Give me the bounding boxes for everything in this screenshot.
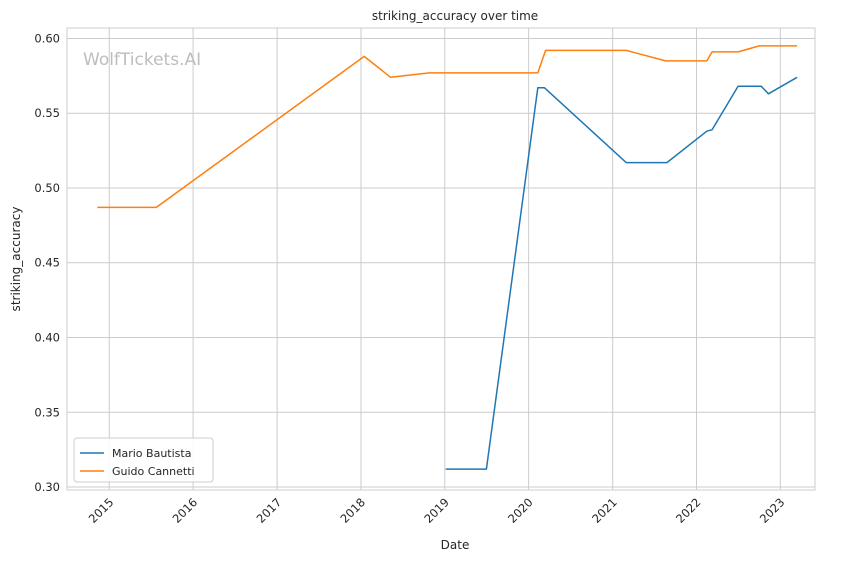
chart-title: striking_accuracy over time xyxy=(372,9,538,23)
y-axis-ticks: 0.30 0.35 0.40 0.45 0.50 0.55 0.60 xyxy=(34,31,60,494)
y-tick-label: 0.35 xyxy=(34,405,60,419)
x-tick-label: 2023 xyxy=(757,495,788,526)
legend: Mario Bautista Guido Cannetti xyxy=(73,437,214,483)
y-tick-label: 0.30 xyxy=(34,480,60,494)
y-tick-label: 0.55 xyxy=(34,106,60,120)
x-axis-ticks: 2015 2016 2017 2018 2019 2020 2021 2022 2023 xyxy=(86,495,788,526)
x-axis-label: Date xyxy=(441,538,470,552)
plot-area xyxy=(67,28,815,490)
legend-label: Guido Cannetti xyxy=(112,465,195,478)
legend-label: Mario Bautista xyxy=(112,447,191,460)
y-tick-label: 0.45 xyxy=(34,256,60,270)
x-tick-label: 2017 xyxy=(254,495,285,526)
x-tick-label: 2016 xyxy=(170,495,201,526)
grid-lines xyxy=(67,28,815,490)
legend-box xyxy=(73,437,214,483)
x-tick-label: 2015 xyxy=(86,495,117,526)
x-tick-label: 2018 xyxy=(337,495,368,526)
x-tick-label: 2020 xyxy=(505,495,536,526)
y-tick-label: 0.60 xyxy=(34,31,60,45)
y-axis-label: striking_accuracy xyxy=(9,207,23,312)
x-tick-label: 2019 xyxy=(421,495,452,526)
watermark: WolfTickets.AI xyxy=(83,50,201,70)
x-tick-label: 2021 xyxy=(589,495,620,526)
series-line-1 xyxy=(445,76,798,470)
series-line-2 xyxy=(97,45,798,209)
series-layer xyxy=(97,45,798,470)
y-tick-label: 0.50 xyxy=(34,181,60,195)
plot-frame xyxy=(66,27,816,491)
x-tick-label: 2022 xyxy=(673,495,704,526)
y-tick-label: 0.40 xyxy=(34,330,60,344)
────────────────────
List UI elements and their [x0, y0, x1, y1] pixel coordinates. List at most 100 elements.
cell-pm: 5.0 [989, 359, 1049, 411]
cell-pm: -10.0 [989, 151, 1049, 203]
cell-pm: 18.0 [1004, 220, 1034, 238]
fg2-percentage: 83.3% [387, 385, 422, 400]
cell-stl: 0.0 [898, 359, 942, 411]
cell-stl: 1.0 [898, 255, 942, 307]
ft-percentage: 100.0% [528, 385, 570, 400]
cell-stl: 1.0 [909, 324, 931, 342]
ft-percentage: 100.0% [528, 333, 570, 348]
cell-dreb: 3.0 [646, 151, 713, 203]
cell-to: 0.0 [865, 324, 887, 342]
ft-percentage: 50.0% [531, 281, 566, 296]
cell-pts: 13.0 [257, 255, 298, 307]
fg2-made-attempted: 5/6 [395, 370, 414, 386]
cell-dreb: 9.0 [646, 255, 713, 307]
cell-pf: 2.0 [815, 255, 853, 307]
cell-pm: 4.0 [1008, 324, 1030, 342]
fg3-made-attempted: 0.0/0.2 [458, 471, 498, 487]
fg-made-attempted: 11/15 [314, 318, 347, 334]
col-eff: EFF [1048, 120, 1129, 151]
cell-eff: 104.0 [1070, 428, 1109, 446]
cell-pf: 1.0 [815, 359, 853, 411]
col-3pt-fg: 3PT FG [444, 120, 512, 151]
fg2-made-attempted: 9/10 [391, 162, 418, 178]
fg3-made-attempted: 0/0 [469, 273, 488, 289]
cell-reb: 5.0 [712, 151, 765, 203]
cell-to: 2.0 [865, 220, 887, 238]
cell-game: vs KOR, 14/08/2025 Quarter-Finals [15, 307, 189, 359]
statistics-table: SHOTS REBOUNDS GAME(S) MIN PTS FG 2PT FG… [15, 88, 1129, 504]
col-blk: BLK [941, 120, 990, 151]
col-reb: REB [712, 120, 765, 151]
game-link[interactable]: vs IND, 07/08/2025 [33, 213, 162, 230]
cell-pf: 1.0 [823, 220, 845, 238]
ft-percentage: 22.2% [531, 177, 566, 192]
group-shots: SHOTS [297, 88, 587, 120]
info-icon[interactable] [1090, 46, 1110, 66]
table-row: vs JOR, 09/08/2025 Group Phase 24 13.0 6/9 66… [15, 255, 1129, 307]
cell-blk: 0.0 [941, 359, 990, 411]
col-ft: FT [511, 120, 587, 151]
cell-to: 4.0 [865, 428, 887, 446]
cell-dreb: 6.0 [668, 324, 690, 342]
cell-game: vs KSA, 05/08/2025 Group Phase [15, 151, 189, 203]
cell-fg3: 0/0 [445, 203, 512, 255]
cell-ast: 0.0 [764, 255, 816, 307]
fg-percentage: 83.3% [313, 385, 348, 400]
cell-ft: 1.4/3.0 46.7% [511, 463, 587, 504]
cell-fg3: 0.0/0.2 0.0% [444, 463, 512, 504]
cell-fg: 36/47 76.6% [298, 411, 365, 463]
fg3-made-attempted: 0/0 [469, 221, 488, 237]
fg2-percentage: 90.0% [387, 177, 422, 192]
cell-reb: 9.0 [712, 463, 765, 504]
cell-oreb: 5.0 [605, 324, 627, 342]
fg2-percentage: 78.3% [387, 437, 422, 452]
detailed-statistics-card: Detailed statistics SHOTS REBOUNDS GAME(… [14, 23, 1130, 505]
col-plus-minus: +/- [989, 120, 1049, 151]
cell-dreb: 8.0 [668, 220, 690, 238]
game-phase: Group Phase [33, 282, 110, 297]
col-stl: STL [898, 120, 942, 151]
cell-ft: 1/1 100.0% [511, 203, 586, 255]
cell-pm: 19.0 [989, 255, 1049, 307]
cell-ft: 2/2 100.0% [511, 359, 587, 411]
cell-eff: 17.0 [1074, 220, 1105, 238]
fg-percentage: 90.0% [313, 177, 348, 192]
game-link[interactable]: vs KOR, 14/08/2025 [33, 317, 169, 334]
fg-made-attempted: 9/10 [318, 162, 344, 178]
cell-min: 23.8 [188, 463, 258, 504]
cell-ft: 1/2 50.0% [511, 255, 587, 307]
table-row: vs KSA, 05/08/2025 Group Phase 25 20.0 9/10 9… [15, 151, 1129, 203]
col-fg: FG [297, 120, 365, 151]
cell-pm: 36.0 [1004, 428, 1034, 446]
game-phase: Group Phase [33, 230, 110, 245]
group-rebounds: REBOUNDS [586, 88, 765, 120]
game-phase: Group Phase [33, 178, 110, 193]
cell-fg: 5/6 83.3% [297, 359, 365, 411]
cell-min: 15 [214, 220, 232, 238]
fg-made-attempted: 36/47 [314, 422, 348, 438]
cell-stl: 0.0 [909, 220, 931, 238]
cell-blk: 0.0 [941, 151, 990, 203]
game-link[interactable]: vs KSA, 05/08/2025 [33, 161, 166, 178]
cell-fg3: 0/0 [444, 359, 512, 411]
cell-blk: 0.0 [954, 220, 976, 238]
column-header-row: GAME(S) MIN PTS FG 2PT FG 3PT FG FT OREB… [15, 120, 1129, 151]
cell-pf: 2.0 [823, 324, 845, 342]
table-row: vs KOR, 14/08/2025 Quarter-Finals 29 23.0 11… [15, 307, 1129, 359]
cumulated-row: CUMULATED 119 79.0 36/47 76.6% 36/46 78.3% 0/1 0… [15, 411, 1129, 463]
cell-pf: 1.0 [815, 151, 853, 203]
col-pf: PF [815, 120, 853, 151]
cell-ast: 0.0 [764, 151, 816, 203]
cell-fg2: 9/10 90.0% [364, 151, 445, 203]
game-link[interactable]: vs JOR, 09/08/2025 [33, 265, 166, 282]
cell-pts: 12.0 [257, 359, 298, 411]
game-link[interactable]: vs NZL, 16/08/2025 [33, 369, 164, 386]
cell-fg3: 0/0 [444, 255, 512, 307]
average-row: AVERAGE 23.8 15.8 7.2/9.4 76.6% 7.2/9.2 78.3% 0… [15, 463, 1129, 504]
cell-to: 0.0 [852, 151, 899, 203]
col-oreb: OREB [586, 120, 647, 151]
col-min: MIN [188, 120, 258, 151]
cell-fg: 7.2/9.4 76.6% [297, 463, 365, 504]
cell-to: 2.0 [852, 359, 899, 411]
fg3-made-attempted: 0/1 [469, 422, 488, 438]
────────────────────
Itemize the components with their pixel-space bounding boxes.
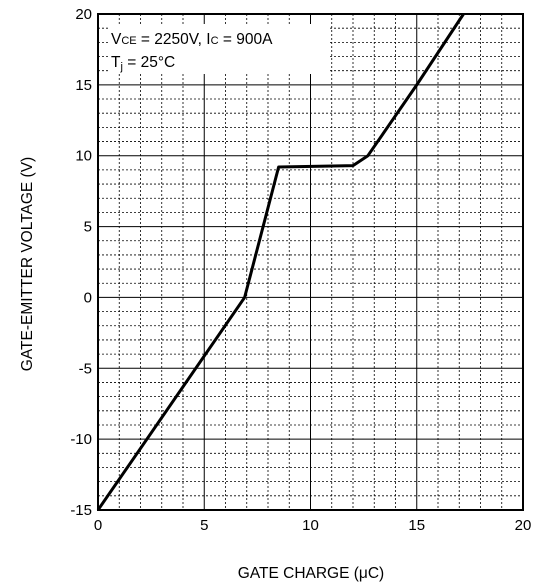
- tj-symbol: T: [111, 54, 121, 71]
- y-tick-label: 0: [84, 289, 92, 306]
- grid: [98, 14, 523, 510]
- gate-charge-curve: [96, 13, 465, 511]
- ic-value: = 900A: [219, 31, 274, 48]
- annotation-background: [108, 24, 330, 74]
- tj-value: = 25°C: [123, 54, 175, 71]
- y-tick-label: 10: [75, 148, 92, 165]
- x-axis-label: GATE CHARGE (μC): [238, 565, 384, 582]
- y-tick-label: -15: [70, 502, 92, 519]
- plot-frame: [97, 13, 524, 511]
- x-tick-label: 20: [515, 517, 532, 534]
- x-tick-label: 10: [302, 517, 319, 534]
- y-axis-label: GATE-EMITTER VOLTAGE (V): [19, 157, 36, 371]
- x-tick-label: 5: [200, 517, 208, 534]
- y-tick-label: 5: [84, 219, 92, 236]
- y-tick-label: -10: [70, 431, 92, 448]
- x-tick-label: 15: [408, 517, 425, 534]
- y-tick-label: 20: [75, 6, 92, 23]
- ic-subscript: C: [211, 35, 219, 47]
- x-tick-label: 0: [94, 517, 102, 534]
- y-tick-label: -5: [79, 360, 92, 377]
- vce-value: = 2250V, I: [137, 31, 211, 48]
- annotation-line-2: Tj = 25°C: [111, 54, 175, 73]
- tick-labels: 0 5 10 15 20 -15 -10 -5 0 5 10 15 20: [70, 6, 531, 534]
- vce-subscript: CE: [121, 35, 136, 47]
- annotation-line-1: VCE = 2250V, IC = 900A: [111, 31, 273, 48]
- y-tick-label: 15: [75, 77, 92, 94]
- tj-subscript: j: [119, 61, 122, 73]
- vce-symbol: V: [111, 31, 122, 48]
────────────────────
*Problem details:* Arrange the lines as a Markdown table, starting at the one containing "chart-title: striking_accuracy over" and ending at the one containing "y-tick-label: 0.40 xyxy=(34,330,60,344)", both included. Use a Row column for the row number and a Line column for the line, and skip blank lines.

*Task answer:*
| Row | Line |
|---|---|
| 1 | chart-title: striking_accuracy over time xyxy=(372,9,538,23) |
| 2 | y-axis-ticks: 0.30 0.35 0.40 0.45 0.50 0.55 0.60 xyxy=(34,31,60,494) |
| 3 | y-tick-label: 0.35 xyxy=(34,405,60,419) |
| 4 | x-tick-label: 2023 xyxy=(757,495,788,526) |
| 5 | legend: Mario Bautista Guido Cannetti xyxy=(73,437,214,483) |
| 6 | y-tick-label: 0.30 xyxy=(34,480,60,494) |
| 7 | y-tick-label: 0.55 xyxy=(34,106,60,120) |
| 8 | x-axis-ticks: 2015 2016 2017 2018 2019 2020 2021 2022 2023 xyxy=(86,495,788,526) |
| 9 | x-axis-label: Date xyxy=(441,538,470,552) |
| 10 | plot-area xyxy=(67,28,815,490) |
| 11 | legend-label: Guido Cannetti xyxy=(112,465,195,478) |
| 12 | legend-label: Mario Bautista xyxy=(112,447,191,460) |
| 13 | y-tick-label: 0.45 xyxy=(34,256,60,270) |
| 14 | x-tick-label: 2017 xyxy=(254,495,285,526) |
| 15 | x-tick-label: 2016 xyxy=(170,495,201,526) |
| 16 | grid-lines xyxy=(67,28,815,490) |
| 17 | legend-box xyxy=(73,437,214,483) |
| 18 | x-tick-label: 2015 xyxy=(86,495,117,526) |
| 19 | x-tick-label: 2018 xyxy=(337,495,368,526) |
| 20 | x-tick-label: 2020 xyxy=(505,495,536,526) |
| 21 | y-tick-label: 0.60 xyxy=(34,31,60,45) |
| 22 | y-axis-label: striking_accuracy xyxy=(9,207,23,312) |
| 23 | x-tick-label: 2019 xyxy=(421,495,452,526) |
| 24 | watermark: WolfTickets.AI xyxy=(83,50,201,70) |
| 25 | x-tick-label: 2021 xyxy=(589,495,620,526) |
| 26 | series-line-1 xyxy=(445,76,798,470) |
| 27 | series-line-2 xyxy=(97,45,798,209) |
| 28 | series-layer xyxy=(97,45,798,470) |
| 29 | y-tick-label: 0.50 xyxy=(34,181,60,195) |
| 30 | plot-frame xyxy=(66,27,816,491) |
| 31 | x-tick-label: 2022 xyxy=(673,495,704,526) |
| 32 | y-tick-label: 0.40 xyxy=(34,330,60,344) |